19. A system for facilitating the exchange of streamed speech recognition and transcription among users, the system comprising:
- (a) at least one system transaction manager using a uniform system protocol, including at least one post processing manager, wherein transaction manager is i) adapted to receive a streamed speech information request from at least one user employing a first user legacy protocol and flag the information request as requiring post processing, and, ii) configured to route a requested response to a speech information request to one or more users employing a second user legacy protocol, the speech information request comprised of spoken text and commands, including spoken commands, wherein the requested response comprises a transcription of spoken text and the post processed information requested, and wherein the post processing manager is configured to i) receive structured transcription from a speech recognition and/or transcription engine, ii) operate upon the transcribed speech, including spoken commands in accordance with the speech information request, and, iii) rout the requested response to a post processing application, if designated in the speech information request;
  
  (b) at least one application service adapter configured to provide bi-directional communication between the first user legacy protocol and the uniform system protocol, and between the second user legacy protocol and the uniform system protocol, and capable of bi-directional communication with the system transaction manager; and
  
  ,(c) at least one speech recognition and/or transcription engine communicating with the system transaction manager, wherein the speech recognition and/or transcription engine is configured to receive the flagged streamed speech information request containing spoken text and commands, including spoken commands, from the system transaction manager, to generate a transcription in response to the speech information request and to route the response comprised of transcribed spoken text and transcribed spoken commands to the post processing manager.
- View Dependent Claims (20, 21, 22, 23, 24, 25, 26, 27, 28, 29)
- - 20. The system of claim 19 wherein said first user legacy protocol is the same as or different than the second user legacy protocol.

JOB: Copy out the patent claim text above word for word, from start to finish.

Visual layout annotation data
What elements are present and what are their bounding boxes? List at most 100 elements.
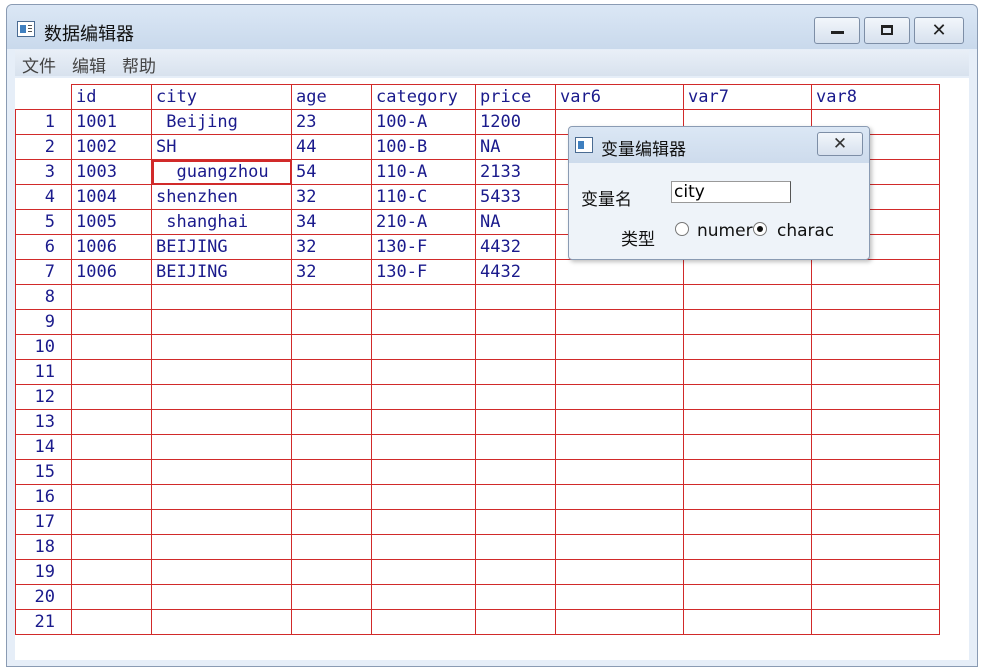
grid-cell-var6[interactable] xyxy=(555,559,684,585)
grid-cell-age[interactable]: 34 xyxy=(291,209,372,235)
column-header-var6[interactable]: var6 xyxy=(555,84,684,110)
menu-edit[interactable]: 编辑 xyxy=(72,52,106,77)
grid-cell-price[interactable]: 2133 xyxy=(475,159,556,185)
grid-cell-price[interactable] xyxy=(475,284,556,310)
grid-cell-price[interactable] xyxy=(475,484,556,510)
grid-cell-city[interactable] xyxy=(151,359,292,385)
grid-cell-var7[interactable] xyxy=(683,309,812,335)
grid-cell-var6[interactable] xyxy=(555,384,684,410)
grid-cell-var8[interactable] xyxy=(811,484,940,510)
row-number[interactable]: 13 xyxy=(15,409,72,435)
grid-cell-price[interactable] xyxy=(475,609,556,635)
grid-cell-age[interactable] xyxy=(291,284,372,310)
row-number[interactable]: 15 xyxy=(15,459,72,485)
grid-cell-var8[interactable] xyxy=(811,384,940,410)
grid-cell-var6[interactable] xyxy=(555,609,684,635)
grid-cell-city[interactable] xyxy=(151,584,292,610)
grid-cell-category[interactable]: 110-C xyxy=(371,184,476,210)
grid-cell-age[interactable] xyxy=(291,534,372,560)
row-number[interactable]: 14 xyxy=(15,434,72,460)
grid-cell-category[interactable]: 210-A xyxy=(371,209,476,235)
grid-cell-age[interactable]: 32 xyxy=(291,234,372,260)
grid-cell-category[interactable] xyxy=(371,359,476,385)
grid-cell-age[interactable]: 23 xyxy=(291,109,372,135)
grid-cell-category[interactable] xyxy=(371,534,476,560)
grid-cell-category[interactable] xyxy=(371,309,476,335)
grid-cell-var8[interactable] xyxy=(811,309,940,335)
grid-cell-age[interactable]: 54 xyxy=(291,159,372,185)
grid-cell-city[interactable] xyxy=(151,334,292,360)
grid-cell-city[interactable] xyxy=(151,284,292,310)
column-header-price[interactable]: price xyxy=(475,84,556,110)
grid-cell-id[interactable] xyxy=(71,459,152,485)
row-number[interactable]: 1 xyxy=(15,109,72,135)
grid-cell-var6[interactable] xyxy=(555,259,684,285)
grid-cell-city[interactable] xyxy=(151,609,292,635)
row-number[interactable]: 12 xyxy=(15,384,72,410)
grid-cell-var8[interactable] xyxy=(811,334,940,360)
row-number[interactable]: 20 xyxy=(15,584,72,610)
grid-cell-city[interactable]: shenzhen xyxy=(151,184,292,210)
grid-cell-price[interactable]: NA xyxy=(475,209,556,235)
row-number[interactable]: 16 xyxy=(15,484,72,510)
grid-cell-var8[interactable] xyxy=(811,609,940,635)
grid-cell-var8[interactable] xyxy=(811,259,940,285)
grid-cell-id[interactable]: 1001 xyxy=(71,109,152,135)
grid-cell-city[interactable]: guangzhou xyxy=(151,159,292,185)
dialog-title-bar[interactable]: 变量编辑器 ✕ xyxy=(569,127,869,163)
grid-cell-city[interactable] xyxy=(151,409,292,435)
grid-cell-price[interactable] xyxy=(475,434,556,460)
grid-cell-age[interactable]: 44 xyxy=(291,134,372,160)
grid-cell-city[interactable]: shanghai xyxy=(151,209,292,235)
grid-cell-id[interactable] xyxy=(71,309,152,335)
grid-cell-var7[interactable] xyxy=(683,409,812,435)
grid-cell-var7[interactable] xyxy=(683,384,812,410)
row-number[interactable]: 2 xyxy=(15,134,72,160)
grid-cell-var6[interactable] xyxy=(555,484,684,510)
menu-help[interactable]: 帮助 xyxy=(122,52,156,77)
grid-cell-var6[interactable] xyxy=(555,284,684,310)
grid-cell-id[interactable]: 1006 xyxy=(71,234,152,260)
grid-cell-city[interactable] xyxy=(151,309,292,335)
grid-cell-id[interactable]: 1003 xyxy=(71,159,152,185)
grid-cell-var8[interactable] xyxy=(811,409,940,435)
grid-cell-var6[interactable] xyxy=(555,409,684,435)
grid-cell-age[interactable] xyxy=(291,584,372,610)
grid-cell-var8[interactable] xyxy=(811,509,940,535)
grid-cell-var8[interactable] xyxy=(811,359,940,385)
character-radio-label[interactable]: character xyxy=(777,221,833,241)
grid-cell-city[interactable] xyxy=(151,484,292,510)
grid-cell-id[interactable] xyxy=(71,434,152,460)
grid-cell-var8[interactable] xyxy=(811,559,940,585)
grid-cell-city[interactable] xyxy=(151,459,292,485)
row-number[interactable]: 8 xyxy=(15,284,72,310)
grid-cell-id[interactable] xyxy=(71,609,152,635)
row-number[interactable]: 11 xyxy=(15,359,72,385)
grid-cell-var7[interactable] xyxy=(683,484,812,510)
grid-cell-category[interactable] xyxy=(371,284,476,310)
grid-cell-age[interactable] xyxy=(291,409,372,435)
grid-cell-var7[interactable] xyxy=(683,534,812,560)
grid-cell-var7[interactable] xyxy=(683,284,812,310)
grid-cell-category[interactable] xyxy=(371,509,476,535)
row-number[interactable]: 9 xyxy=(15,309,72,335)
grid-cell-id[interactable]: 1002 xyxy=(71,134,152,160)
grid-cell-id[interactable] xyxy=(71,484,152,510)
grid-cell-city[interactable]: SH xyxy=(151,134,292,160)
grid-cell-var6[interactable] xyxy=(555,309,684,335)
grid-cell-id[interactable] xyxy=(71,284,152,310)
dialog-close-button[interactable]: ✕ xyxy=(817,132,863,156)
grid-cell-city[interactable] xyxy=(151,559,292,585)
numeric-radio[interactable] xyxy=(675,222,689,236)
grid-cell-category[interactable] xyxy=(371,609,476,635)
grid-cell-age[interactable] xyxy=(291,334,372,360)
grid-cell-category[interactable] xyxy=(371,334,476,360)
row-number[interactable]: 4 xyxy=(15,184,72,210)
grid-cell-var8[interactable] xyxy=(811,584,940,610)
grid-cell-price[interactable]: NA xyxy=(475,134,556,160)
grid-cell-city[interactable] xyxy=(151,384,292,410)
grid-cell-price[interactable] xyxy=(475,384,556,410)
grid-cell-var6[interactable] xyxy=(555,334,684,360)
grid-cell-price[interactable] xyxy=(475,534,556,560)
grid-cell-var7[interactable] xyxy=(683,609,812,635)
--
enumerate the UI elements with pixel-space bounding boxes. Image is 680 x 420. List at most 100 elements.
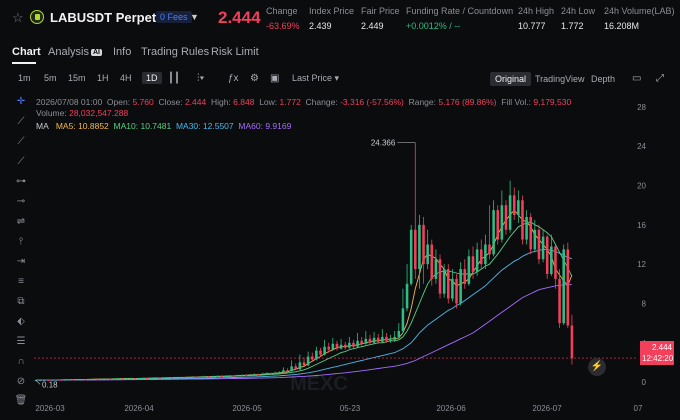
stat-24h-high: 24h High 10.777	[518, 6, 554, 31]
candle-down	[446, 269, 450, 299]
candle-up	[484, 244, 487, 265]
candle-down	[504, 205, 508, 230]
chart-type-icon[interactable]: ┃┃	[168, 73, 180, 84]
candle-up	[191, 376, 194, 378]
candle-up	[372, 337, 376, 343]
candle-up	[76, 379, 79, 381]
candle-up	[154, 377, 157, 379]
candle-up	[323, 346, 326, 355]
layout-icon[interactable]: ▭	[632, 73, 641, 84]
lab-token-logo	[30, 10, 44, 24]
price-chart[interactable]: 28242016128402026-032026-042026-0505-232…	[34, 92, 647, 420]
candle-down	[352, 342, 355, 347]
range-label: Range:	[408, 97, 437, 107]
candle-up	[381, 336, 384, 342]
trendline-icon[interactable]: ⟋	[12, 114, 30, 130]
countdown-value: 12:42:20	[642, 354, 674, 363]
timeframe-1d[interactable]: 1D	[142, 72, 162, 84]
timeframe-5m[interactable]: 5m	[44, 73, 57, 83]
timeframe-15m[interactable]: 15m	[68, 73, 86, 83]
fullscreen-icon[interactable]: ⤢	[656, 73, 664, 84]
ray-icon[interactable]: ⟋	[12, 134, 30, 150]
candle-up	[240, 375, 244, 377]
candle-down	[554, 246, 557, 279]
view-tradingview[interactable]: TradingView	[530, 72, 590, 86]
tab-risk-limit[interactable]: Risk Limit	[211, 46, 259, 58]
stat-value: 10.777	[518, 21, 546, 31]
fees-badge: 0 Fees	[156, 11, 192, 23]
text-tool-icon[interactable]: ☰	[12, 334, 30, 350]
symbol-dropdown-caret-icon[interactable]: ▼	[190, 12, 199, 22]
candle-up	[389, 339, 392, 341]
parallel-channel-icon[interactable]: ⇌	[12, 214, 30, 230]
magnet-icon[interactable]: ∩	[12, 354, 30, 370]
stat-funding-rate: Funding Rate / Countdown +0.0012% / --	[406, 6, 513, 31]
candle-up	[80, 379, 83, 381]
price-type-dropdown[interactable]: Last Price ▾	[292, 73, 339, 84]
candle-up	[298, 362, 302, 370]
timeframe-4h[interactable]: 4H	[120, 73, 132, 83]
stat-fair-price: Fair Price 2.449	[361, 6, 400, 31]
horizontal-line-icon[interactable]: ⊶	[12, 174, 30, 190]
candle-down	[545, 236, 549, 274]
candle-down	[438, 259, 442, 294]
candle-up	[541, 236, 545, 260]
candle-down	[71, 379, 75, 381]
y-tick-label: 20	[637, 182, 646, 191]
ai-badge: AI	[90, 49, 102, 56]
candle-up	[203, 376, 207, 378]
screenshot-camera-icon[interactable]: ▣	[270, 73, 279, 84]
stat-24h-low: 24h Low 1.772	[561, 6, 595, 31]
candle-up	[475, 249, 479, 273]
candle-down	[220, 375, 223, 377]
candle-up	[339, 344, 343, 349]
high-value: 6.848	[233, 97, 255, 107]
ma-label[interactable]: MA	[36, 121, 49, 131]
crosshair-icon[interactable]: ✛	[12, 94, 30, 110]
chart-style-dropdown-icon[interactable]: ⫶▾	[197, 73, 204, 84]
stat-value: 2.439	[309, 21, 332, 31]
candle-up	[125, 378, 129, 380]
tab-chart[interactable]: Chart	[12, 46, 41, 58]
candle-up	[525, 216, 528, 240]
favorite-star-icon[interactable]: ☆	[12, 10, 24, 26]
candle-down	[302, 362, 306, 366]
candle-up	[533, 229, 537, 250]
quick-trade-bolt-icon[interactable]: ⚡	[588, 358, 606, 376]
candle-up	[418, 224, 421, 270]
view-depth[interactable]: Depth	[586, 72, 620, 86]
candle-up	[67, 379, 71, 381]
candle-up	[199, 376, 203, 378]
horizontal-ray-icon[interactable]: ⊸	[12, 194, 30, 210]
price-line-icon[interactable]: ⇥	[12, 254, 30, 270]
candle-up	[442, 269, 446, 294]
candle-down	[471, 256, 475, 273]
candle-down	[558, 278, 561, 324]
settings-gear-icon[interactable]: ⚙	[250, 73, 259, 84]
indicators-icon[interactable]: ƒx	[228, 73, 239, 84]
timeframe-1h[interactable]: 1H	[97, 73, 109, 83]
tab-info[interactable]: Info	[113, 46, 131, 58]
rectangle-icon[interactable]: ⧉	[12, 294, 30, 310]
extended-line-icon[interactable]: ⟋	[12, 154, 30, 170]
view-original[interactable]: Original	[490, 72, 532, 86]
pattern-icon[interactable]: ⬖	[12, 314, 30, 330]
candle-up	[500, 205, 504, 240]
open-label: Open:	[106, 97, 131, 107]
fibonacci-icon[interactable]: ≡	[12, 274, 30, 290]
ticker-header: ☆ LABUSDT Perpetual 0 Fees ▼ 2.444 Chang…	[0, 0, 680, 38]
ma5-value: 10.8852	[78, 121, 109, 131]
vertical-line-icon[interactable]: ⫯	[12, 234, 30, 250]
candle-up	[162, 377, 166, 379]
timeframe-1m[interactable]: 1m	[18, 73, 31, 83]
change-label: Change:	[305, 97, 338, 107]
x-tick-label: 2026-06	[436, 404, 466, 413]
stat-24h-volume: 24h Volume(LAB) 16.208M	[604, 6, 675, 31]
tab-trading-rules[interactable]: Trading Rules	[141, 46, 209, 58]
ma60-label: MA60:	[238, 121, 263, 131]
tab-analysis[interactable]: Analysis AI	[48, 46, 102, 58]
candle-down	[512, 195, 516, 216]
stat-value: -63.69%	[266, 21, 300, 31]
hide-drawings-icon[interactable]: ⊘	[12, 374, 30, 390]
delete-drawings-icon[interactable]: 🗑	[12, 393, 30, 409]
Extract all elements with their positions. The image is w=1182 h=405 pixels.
--
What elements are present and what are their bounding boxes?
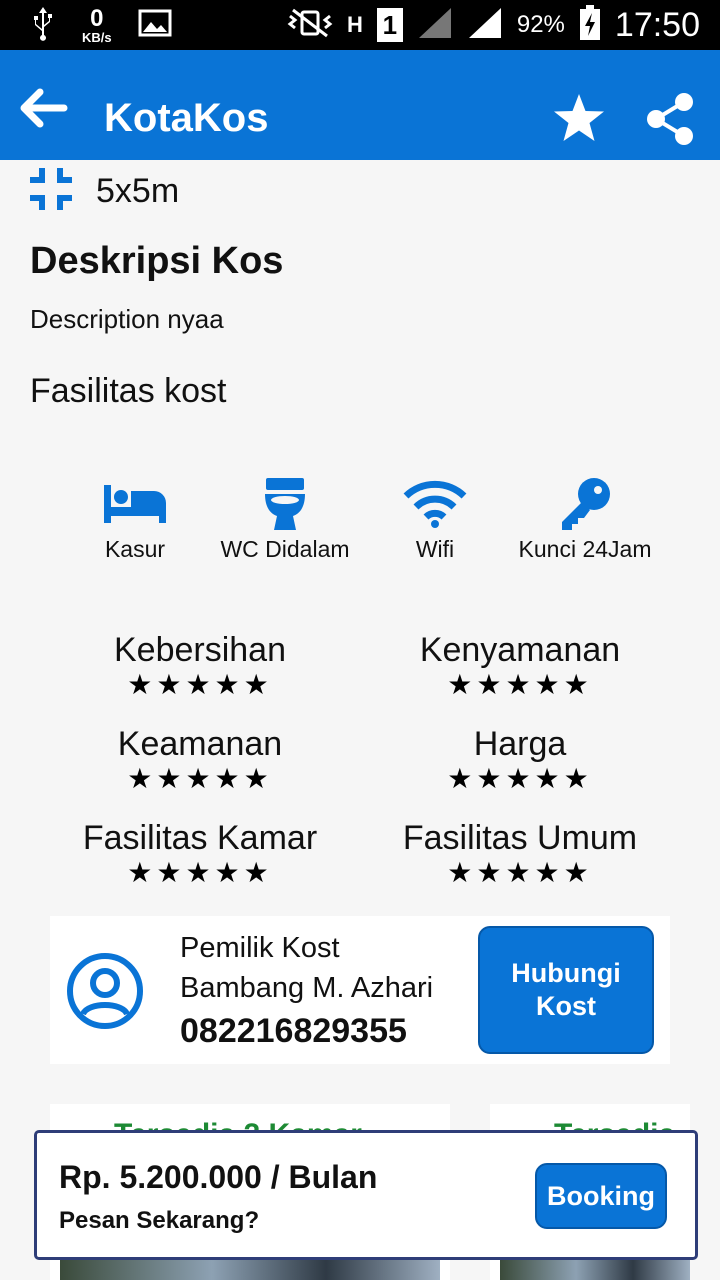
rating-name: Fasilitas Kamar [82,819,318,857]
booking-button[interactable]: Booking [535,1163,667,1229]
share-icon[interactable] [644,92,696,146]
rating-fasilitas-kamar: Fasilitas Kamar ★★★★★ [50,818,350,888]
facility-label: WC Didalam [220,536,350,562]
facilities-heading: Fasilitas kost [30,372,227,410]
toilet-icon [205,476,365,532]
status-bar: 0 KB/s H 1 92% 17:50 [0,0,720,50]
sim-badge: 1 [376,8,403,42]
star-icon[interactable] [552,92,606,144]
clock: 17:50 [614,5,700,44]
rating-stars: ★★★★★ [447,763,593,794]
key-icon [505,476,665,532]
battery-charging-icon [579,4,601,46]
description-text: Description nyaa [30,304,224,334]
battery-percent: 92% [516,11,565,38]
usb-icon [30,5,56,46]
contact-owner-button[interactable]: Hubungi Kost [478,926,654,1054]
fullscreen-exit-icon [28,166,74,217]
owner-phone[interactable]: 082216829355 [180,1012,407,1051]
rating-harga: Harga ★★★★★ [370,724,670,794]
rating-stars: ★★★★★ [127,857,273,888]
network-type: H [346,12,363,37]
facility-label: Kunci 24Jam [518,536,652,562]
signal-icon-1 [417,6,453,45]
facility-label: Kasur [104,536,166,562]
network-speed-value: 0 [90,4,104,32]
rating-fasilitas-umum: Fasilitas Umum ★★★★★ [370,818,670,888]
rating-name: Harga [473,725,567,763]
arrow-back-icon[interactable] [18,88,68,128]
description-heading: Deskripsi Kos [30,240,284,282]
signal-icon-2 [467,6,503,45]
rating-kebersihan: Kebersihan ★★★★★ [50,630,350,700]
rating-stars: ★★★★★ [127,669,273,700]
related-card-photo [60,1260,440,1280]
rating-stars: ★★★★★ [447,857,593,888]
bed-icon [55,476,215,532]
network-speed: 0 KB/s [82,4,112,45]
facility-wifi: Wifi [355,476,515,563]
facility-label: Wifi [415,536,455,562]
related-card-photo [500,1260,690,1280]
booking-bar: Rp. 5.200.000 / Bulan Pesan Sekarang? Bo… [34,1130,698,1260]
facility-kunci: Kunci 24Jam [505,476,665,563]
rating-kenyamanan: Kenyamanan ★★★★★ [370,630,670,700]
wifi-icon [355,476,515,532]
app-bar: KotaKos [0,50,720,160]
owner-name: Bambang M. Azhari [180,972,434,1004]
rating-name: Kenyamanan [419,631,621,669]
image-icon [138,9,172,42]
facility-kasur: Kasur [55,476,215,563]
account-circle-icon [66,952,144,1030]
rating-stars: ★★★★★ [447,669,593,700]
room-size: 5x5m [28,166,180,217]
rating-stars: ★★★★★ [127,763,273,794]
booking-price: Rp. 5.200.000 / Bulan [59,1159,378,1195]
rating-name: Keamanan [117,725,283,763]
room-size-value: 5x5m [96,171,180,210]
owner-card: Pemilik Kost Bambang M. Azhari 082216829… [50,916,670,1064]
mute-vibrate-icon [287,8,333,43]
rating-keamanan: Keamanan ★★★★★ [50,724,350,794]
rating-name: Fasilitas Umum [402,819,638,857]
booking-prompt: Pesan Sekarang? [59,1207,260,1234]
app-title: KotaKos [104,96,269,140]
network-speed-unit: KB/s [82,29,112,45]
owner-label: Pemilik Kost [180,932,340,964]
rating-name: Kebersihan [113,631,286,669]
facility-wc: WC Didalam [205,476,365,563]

TASK RESPONSE:
19. A system for facilitating the exchange of streamed speech recognition and transcription among users, the system comprising:
- (a) at least one system transaction manager using a uniform system protocol, including at least one post processing manager, wherein transaction manager is i) adapted to receive a streamed speech information request from at least one user employing a first user legacy protocol and flag the information request as requiring post processing, and, ii) configured to route a requested response to a speech information request to one or more users employing a second user legacy protocol, the speech information request comprised of spoken text and commands, including spoken commands, wherein the requested response comprises a transcription of spoken text and the post processed information requested, and wherein the post processing manager is configured to i) receive structured transcription from a speech recognition and/or transcription engine, ii) operate upon the transcribed speech, including spoken commands in accordance with the speech information request, and, iii) rout the requested response to a post processing application, if designated in the speech information request;
  
  (b) at least one application service adapter configured to provide bi-directional communication between the first user legacy protocol and the uniform system protocol, and between the second user legacy protocol and the uniform system protocol, and capable of bi-directional communication with the system transaction manager; and
  
  ,(c) at least one speech recognition and/or transcription engine communicating with the system transaction manager, wherein the speech recognition and/or transcription engine is configured to receive the flagged streamed speech information request containing spoken text and commands, including spoken commands, from the system transaction manager, to generate a transcription in response to the speech information request and to route the response comprised of transcribed spoken text and transcribed spoken commands to the post processing manager.
- View Dependent Claims (20, 21, 22, 23, 24, 25, 26, 27, 28, 29)
- - 20. The system of claim 19 wherein said first user legacy protocol is the same as or different than the second user legacy protocol.